Exercise materials:

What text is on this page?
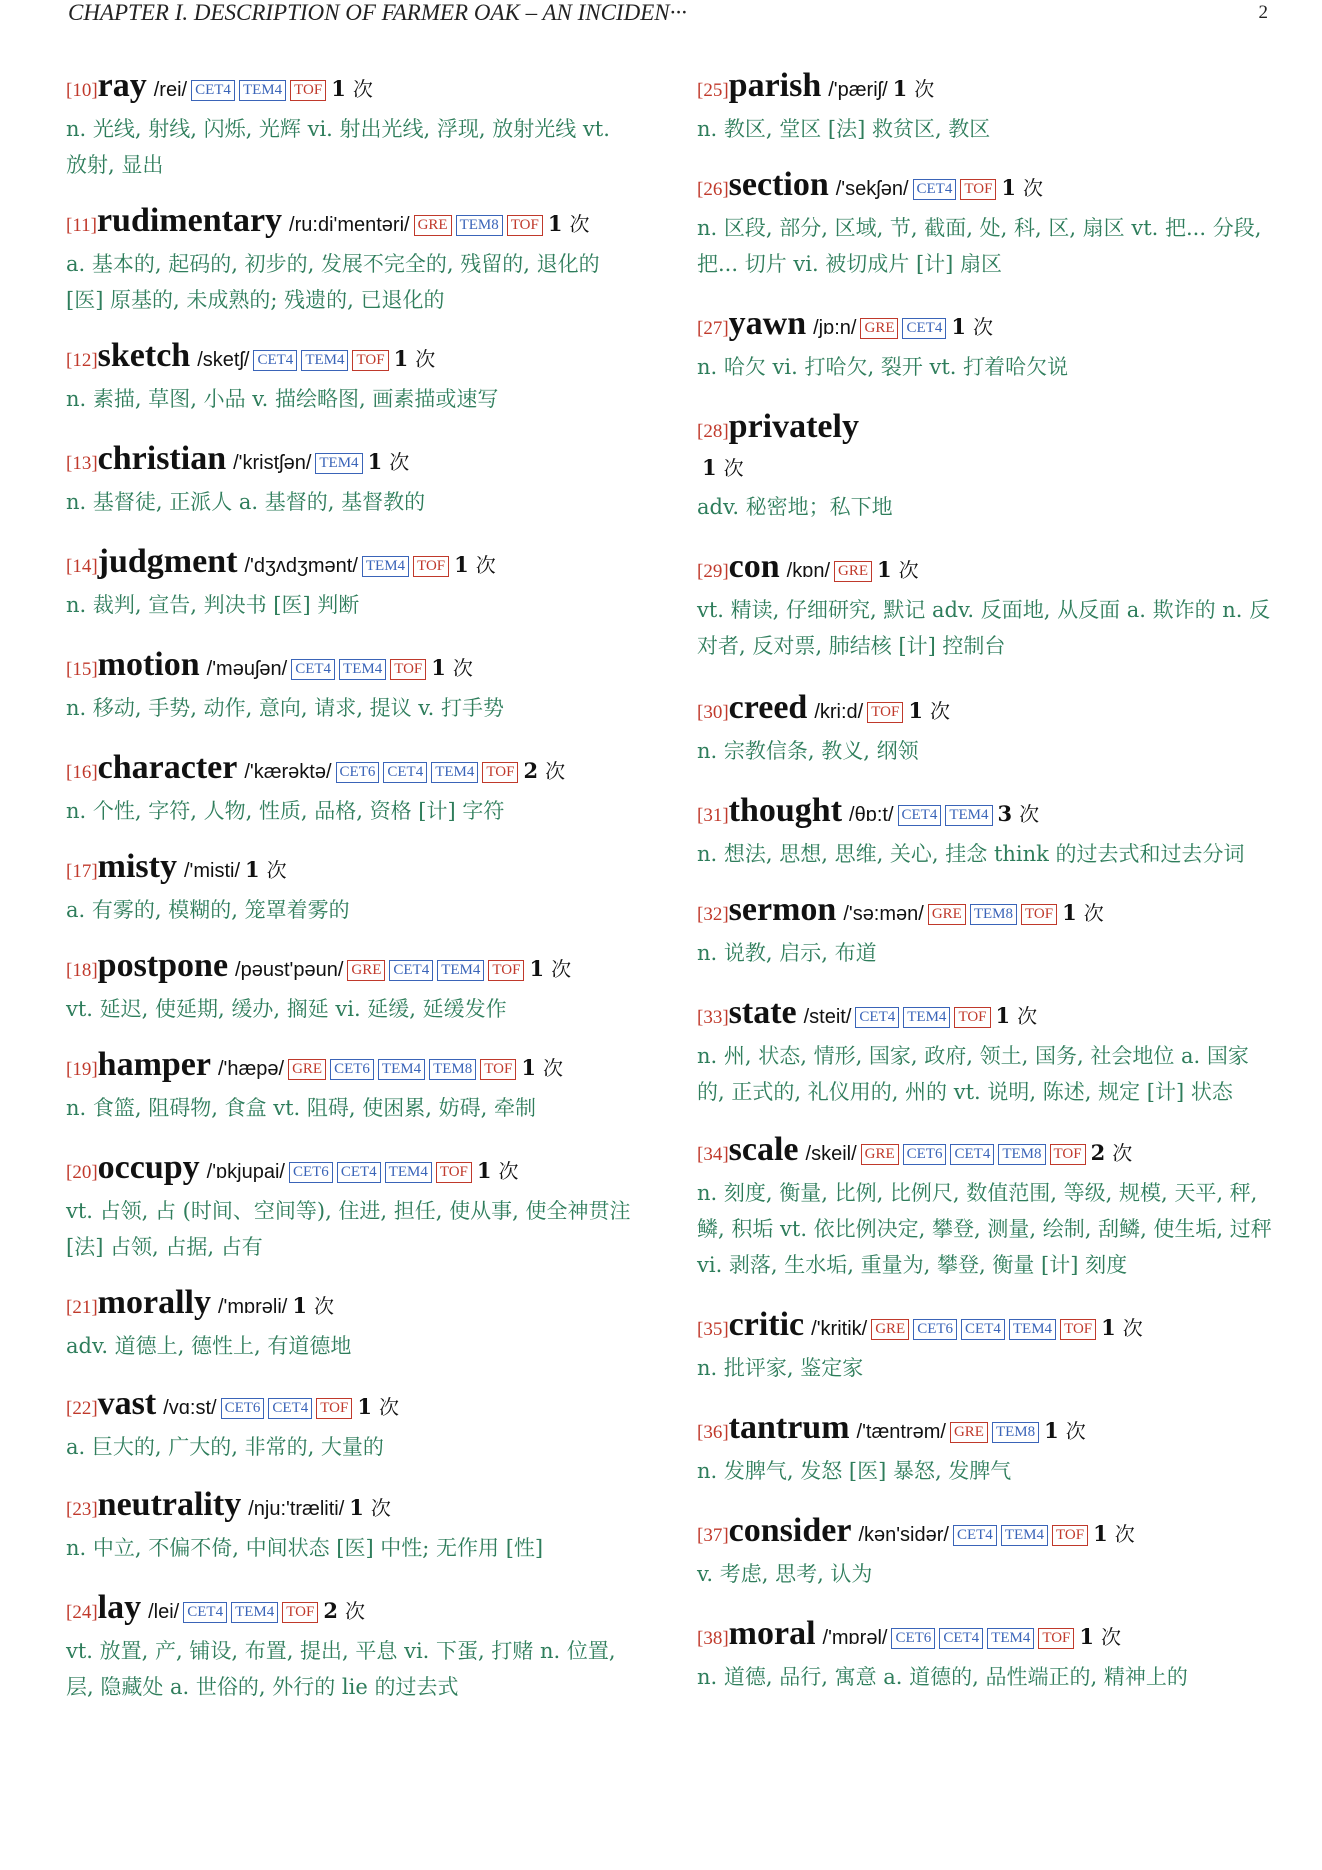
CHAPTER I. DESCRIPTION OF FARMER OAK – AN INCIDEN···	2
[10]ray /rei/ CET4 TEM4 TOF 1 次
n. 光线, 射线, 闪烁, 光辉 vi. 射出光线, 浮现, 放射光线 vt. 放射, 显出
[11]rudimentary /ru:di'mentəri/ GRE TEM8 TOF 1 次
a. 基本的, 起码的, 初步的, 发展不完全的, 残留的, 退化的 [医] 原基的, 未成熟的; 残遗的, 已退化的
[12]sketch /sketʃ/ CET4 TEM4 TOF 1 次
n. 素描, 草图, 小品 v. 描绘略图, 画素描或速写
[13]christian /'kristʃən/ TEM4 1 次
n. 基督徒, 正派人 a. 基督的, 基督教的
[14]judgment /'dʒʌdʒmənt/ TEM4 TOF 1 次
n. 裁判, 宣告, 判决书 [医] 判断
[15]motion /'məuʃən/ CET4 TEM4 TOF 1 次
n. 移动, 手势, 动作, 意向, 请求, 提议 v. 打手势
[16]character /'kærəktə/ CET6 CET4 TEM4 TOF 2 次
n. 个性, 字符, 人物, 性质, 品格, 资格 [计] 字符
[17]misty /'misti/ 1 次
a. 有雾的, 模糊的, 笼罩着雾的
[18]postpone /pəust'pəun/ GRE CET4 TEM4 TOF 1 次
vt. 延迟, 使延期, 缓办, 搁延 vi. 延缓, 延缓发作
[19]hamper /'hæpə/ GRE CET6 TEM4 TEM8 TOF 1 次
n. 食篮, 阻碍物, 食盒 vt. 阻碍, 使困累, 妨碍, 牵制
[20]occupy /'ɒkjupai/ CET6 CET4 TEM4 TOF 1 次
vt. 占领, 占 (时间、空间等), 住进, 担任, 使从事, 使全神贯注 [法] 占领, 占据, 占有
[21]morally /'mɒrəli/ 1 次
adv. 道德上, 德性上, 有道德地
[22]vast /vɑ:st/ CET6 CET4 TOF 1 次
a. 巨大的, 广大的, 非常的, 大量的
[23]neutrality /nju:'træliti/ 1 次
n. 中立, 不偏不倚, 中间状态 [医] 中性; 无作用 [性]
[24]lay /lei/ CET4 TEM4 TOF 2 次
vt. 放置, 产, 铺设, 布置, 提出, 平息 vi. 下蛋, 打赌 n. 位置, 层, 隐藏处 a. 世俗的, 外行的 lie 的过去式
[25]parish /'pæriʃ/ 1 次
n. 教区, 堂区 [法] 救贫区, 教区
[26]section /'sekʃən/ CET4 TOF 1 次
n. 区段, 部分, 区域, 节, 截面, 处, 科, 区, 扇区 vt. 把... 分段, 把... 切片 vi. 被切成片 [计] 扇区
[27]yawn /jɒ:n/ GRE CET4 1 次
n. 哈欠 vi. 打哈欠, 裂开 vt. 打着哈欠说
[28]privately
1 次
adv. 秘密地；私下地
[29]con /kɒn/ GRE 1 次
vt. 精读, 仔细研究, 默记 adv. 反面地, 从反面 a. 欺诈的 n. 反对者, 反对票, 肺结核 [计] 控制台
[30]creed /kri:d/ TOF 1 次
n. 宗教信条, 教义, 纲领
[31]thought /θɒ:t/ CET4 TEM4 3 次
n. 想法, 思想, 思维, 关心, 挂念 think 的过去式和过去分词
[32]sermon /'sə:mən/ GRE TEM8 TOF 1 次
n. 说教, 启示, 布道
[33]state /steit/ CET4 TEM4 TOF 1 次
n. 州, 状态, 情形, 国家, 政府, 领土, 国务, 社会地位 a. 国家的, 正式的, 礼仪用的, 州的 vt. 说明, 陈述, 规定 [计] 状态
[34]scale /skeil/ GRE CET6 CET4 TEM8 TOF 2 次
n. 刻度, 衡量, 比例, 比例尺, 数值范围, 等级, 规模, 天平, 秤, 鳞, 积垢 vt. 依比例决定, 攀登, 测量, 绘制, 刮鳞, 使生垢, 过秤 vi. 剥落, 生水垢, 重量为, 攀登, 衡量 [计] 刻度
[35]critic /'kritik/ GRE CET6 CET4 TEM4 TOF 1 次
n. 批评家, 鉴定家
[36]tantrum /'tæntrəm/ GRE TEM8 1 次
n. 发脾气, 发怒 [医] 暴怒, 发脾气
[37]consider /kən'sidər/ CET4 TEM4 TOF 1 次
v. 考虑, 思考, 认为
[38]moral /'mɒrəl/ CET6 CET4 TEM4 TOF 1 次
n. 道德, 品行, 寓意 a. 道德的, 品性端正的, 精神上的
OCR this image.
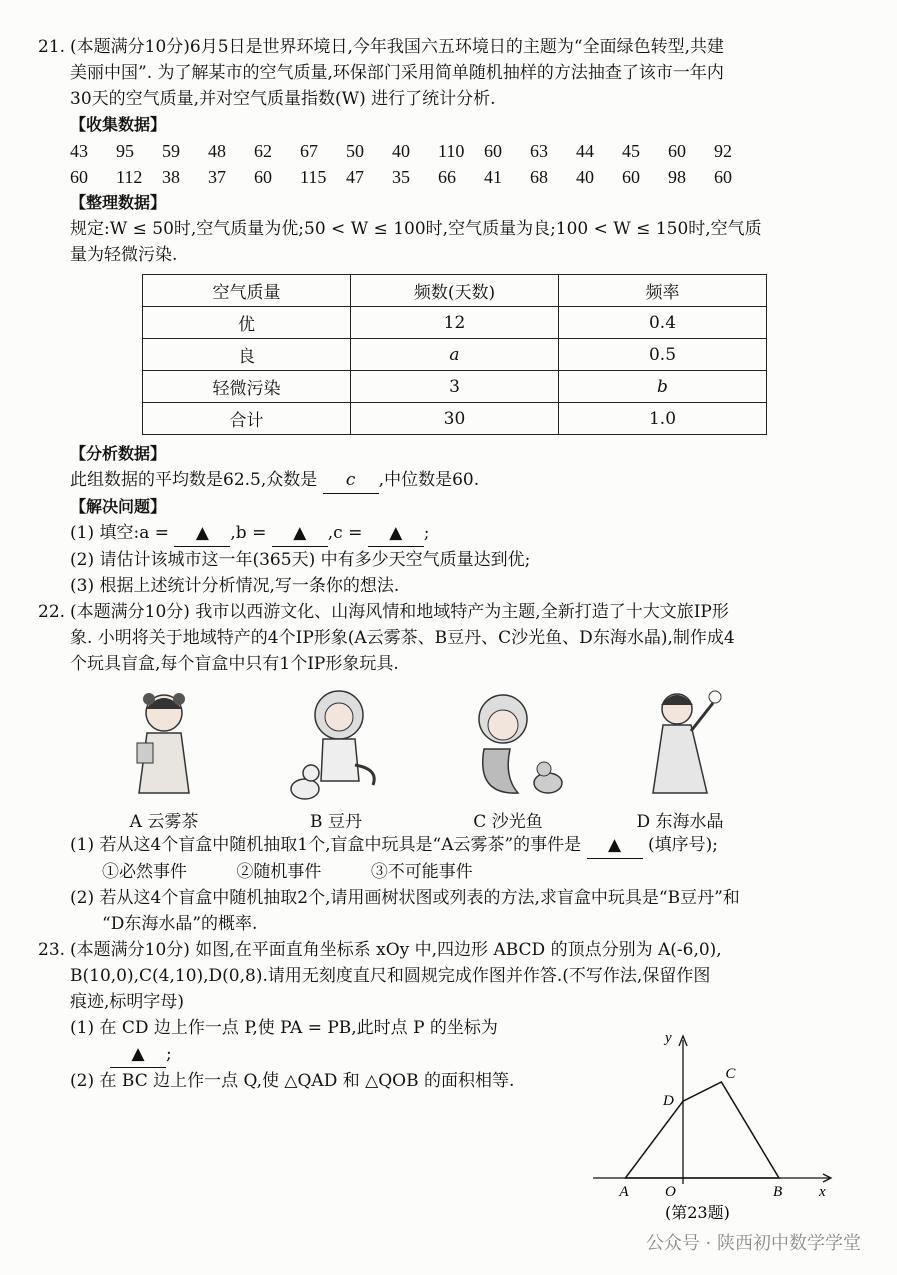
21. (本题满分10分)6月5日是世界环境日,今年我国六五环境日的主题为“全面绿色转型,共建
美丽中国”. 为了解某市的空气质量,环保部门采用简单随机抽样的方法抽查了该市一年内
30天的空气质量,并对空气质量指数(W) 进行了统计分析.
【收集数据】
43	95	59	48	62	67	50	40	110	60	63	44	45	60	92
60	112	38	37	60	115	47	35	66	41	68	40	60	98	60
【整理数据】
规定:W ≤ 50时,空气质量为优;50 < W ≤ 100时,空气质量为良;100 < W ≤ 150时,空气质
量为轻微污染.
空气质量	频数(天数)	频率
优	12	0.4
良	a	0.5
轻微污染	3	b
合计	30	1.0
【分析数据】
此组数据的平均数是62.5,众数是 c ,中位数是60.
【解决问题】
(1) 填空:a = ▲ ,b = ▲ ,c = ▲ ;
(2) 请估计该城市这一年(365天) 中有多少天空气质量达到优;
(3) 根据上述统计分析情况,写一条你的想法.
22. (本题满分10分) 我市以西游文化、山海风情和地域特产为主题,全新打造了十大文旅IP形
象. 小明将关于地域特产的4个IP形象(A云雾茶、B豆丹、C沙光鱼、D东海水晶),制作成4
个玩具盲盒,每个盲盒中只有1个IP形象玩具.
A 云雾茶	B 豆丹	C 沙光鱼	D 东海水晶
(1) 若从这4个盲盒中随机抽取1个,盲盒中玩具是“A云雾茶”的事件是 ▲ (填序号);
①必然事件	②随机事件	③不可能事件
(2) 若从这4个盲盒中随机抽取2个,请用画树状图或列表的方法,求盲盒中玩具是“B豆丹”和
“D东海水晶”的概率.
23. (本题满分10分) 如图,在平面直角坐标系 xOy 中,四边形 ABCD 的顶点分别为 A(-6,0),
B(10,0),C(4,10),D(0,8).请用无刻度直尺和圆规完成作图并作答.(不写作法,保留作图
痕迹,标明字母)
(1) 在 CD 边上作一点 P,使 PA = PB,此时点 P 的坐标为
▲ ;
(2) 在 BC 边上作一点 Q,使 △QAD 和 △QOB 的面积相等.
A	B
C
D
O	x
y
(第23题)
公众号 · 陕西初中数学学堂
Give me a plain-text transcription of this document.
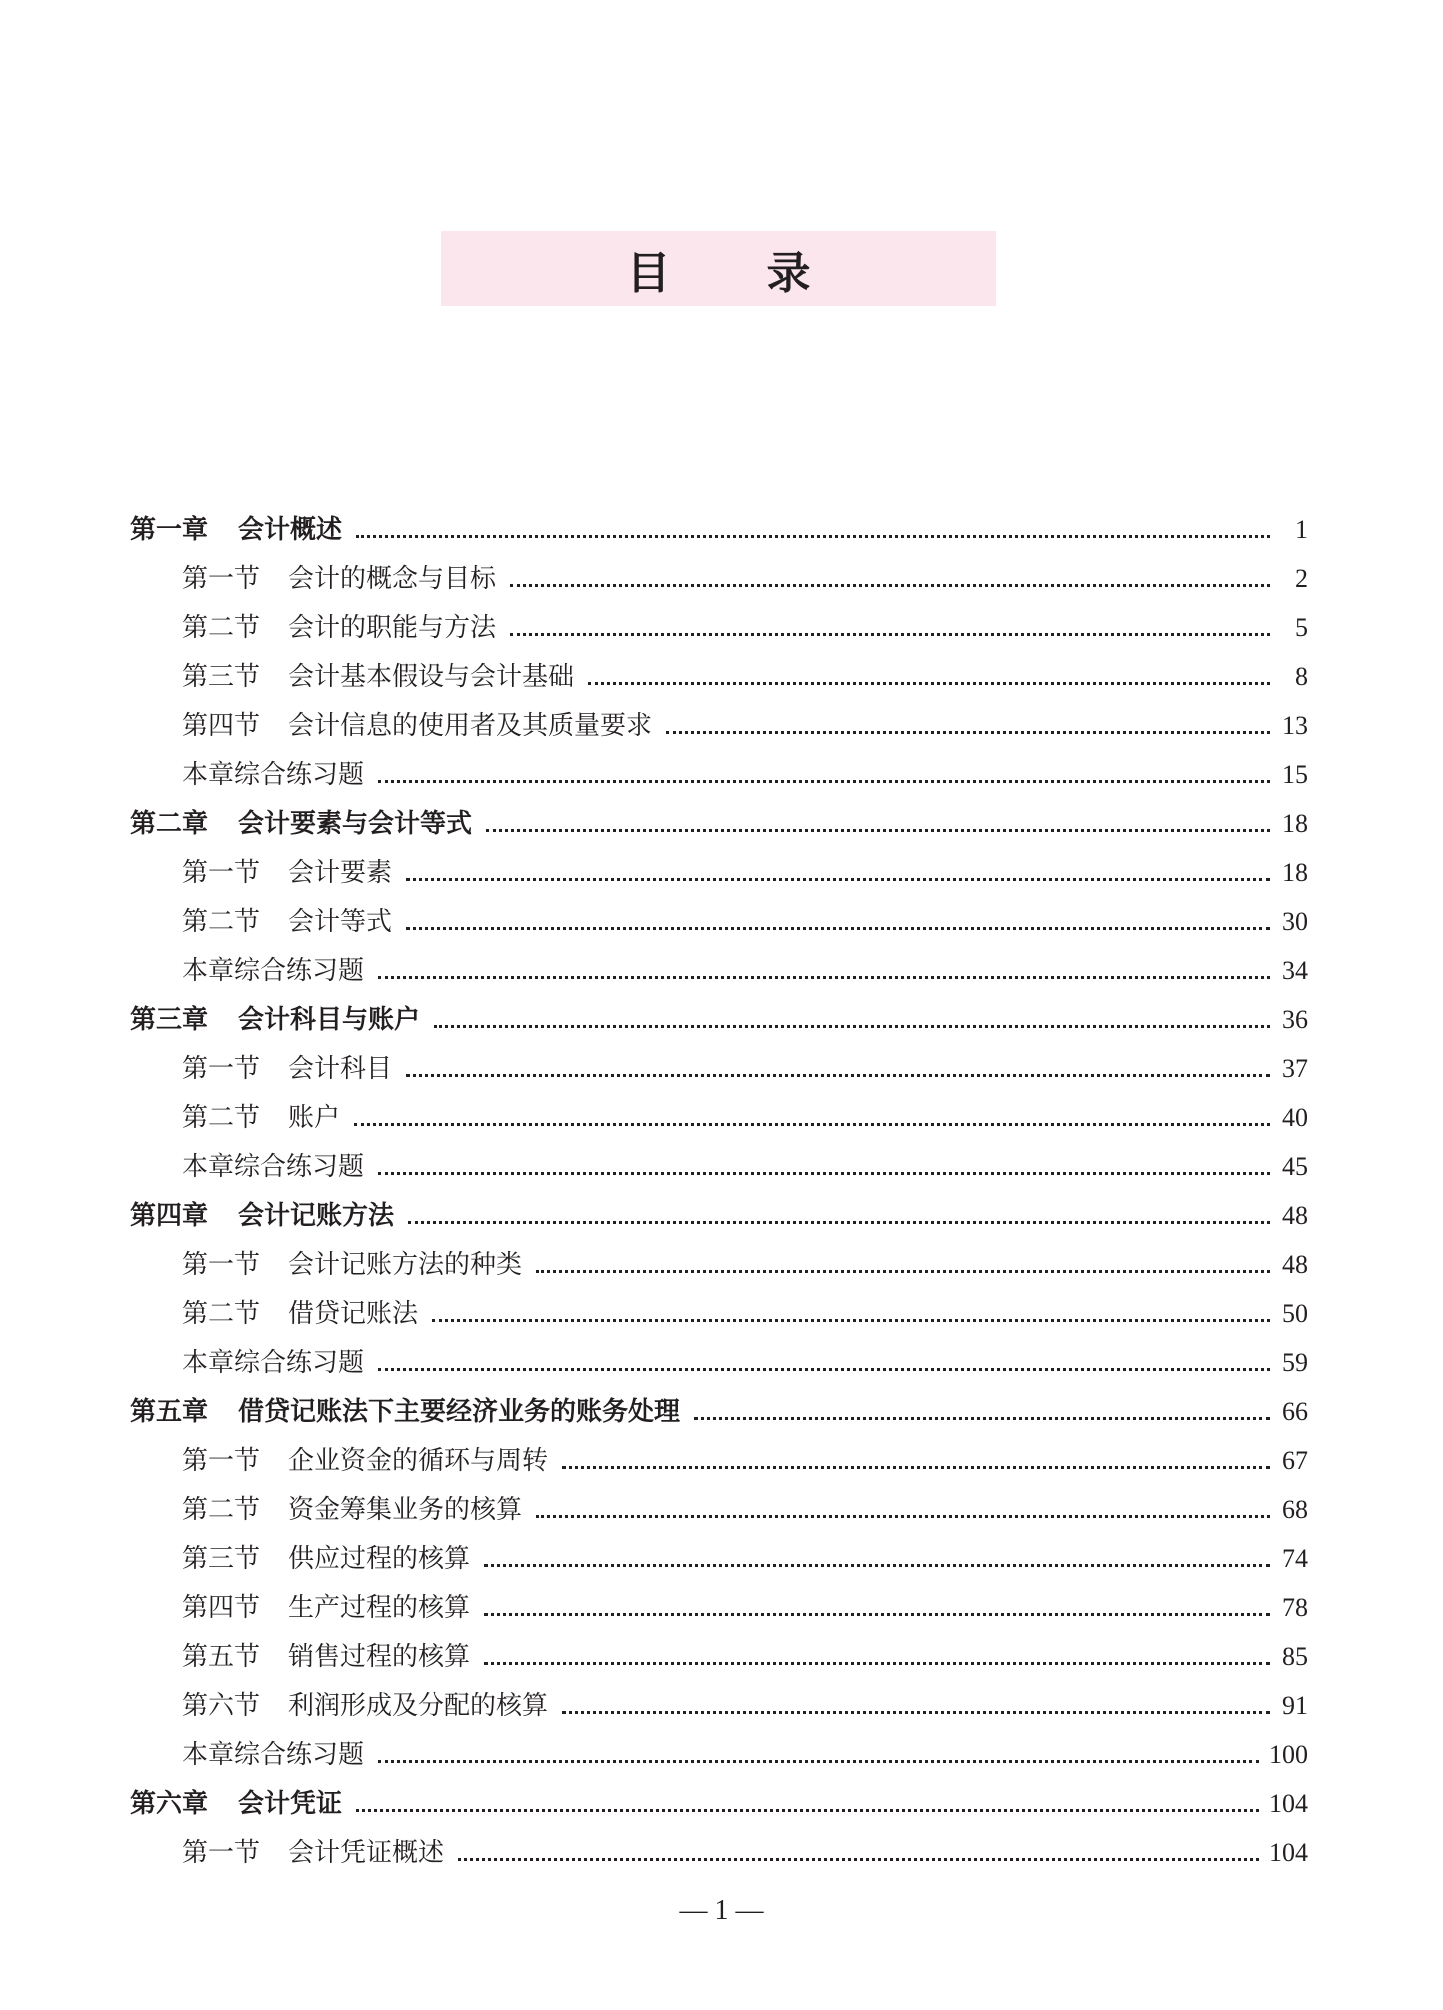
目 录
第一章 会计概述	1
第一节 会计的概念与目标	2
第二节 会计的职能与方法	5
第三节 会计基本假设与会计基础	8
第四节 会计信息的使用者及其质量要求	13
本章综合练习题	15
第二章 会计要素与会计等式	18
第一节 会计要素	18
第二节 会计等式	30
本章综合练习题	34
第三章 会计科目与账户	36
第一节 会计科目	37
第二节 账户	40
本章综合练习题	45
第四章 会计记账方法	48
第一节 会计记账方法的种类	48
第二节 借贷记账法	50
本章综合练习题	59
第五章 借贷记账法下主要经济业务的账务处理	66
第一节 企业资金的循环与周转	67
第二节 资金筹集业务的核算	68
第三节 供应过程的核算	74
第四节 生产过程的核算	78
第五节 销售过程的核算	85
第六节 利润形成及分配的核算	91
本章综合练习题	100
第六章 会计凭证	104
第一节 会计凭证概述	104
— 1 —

What you need to do:
Pull out every line of the records that includes the string "text".

Correct result:
What text is on this page?
Give me a plain-text transcription of this document.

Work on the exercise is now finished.